YOUR INSTRUCTIONS: Collect every line below that contains the word "text".

PROVIDED MATERIAL:
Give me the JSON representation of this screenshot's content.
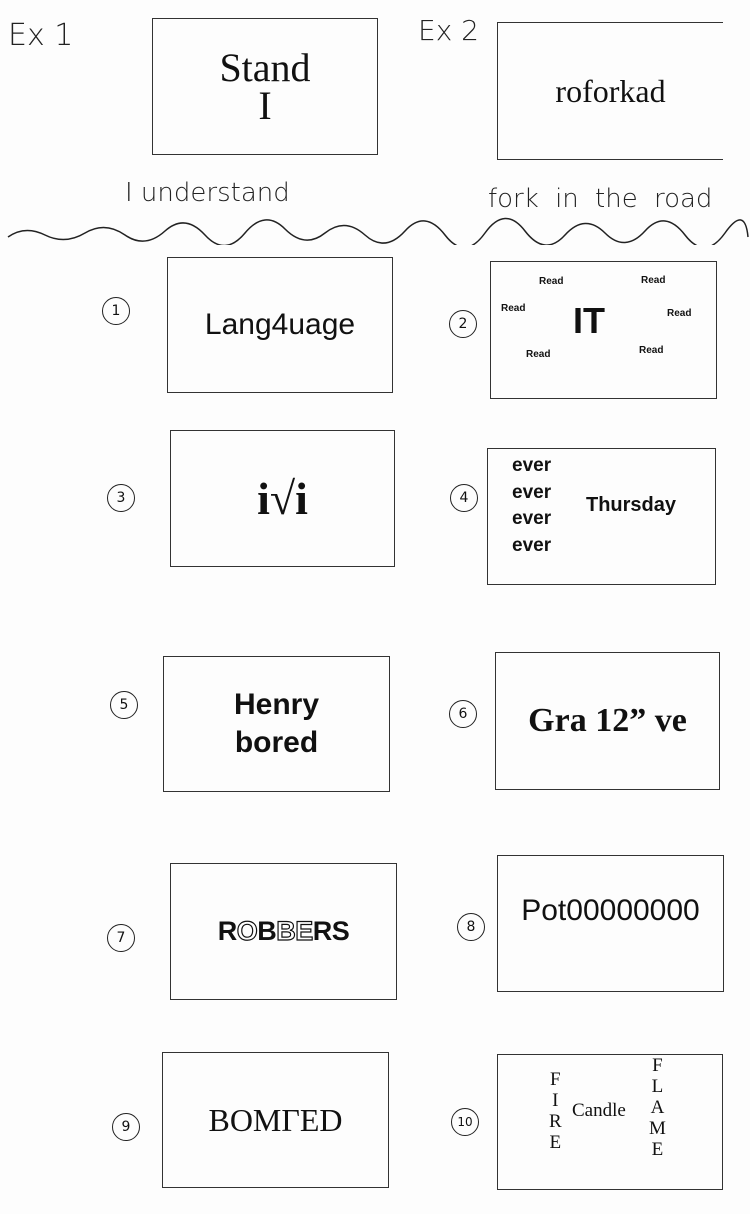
{
  "examples": [
    {
      "label": "Ex 1",
      "puzzle": [
        "Stand",
        "I"
      ],
      "answer": "I understand"
    },
    {
      "label": "Ex 2",
      "puzzle": [
        "roforkad"
      ],
      "answer": "fork in the road"
    }
  ],
  "puzzles": [
    {
      "number": "1",
      "text": "Lang4uage"
    },
    {
      "number": "2",
      "center": "IT",
      "around": [
        "Read",
        "Read",
        "Read",
        "Read",
        "Read",
        "Read"
      ]
    },
    {
      "number": "3",
      "text": "i√i"
    },
    {
      "number": "4",
      "repeated": [
        "ever",
        "ever",
        "ever",
        "ever"
      ],
      "side": "Thursday"
    },
    {
      "number": "5",
      "lines": [
        "Henry",
        "bored"
      ]
    },
    {
      "number": "6",
      "text": "Gra 12” ve"
    },
    {
      "number": "7",
      "solid1": "RO",
      "outline1": "O",
      "mid": "BB",
      "outline2": "BE",
      "end": "RS",
      "full": "ROBBERS"
    },
    {
      "number": "8",
      "text": "Pot00000000"
    },
    {
      "number": "9",
      "text": "BOMΓED"
    },
    {
      "number": "10",
      "left": [
        "F",
        "I",
        "R",
        "E"
      ],
      "center": "Candle",
      "right": [
        "F",
        "L",
        "A",
        "M",
        "E"
      ]
    }
  ]
}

ANSWER TO THIS EXERCISE:
      "text": "Lang4uage"
      "text": "i√i"
      "text": "Gra 12” ve"
      "text": "Pot00000000"
      "text": "BOMΓED"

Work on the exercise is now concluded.